### PASSAGE
------------------------------

20 March, 2022, Agnė Sadauskaitė / Kaunas Full of Culture | Interviews, News, Topic of the month

Imagine: you wake up on Sunday morning in a hundred-year-old wooden house, awakened by gentle sunlight. Soon after, you hear the church bells located nearby, across the road, and the commotion of Panemunė’s residents rushing to Mass. Slowly you go to the old wood-burning stove to make some scrambled eggs watching the slender pines through the window and then you go down to your workshop to fix the precious grandmother’s chair that requires renewal.

In a few years, such slow and romantic evenings will become a reality in a creative house K.I.N.A.S. Panemunė. But while waiting for the future it makes more sense to live in the present. The activities of Panemunė creative house are already in full swing, the visitors are invited to events and workshops. I met with Giedrius Bučas, the soul and nurturer of this creative house, public activist, change leader. During the conversation that turned into a tour, we were accompanied by the master of the house, a cat named Cat.

Photo by Donatas Stankevičius

This beautiful wooden house with a mezzanine was built in 1930. It is a rather big house with two ends, typical of the interwar period wooden architecture, located in Panemunė on Vaidoto St. 26. This old house, having changed its purpose and owners several times, has recently been reborn with a new quality as Creative House K.I.N.A.S. Panemunė. We enter the building through the annex. The ground floor has a lobby, a main hall with a stage, a workshop space, a bathroom and an exit to the courtyard. On the second floor, along the corridor, are four rooms and an attic. The different sizes are surprising: upon entering, you feel very small due to the large space, but in the two rooms on the second floor, you feel like a giant because the ceiling is only two meters high.

------------------------------

[Box coordinate listings]

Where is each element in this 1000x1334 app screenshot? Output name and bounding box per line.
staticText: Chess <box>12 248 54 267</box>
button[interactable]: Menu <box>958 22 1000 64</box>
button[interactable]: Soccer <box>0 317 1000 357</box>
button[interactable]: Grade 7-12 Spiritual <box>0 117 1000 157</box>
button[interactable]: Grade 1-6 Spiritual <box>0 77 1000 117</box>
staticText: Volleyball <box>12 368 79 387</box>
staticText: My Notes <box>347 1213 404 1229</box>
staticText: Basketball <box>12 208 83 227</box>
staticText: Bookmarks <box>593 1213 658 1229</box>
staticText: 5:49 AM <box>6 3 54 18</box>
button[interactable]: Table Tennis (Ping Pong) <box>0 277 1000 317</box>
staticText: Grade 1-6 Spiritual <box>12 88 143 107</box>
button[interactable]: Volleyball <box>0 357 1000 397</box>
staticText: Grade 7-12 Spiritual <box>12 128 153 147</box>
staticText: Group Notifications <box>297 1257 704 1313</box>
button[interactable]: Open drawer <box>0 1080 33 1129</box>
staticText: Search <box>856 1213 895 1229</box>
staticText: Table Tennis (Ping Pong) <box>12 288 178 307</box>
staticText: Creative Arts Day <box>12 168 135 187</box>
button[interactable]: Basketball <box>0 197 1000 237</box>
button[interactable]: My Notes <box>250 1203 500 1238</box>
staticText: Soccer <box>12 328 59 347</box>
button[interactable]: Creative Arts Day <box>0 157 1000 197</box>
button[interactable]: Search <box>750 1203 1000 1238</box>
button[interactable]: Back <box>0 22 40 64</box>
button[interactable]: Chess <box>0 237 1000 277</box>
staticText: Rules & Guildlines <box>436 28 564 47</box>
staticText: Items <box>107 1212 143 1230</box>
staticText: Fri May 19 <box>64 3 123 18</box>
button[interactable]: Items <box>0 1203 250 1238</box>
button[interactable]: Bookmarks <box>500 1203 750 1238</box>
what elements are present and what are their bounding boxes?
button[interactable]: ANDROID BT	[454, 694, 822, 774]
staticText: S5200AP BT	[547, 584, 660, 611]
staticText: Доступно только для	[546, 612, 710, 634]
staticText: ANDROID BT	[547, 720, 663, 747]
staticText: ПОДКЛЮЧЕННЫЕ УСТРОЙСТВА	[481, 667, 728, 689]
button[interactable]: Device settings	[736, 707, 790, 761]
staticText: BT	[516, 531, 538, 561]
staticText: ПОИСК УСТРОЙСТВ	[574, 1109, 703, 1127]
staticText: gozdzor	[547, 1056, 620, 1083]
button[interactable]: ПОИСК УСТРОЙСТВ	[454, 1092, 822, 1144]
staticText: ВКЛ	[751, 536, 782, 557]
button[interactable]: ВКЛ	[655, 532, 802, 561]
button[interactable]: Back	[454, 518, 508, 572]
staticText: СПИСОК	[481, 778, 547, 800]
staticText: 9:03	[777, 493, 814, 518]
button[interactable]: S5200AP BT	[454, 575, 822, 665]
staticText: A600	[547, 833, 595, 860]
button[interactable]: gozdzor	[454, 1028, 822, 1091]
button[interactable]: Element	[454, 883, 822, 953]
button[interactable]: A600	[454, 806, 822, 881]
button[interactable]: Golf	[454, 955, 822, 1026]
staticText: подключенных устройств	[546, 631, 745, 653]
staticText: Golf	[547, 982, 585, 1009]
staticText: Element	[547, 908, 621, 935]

------------------------------

### WRITTEN TASKS
1 – Answer these questions from the creative house article:
(a) What is the name of the cat that went along on the tour?
(b) In what year was the house built?
(c) How high is the ceiling in the two second-floor rooms?
2 – In the creative house article, condense the paragraph beginning "This beautiful wooden house with a mezzanine" into a short list that keeps its main facts.
3 – From the creative house article, quote the text starting at "In a few years, such" and ending at "cat named Cat.".

### RESPONSES PER TASK
1 –
(a) Cat
(b) 1930
(c) Two meters

2 –
- Wooden house with a mezzanine, built in 1930, on Vaidoto St. 26 in Panemunė
- Large, with two ends, typical of interwar wooden architecture
- Changed purpose and owners several times; recently reborn as Creative House K.I.N.A.S. Panemunė
- Entered through the annex
- Ground floor: lobby, main hall with a stage, workshop space, bathroom, exit to the courtyard
- Second floor: four rooms along a corridor and an attic
- Room sizes vary: the large space makes you feel small, while the two second-floor rooms with two-meter ceilings make you feel like a giant

3 –
In a few years, such slow and romantic evenings will become a reality in a creative house K.I.N.A.S. Panemunė. But while waiting for the future it makes more sense to live in the present. The activities of Panemunė creative house are already in full swing, the visitors are invited to events and workshops. I met with Giedrius Bučas, the soul and nurturer of this creative house, public activist, change leader. During the conversation that turned into a tour, we were accompanied by the master of the house, a cat named Cat.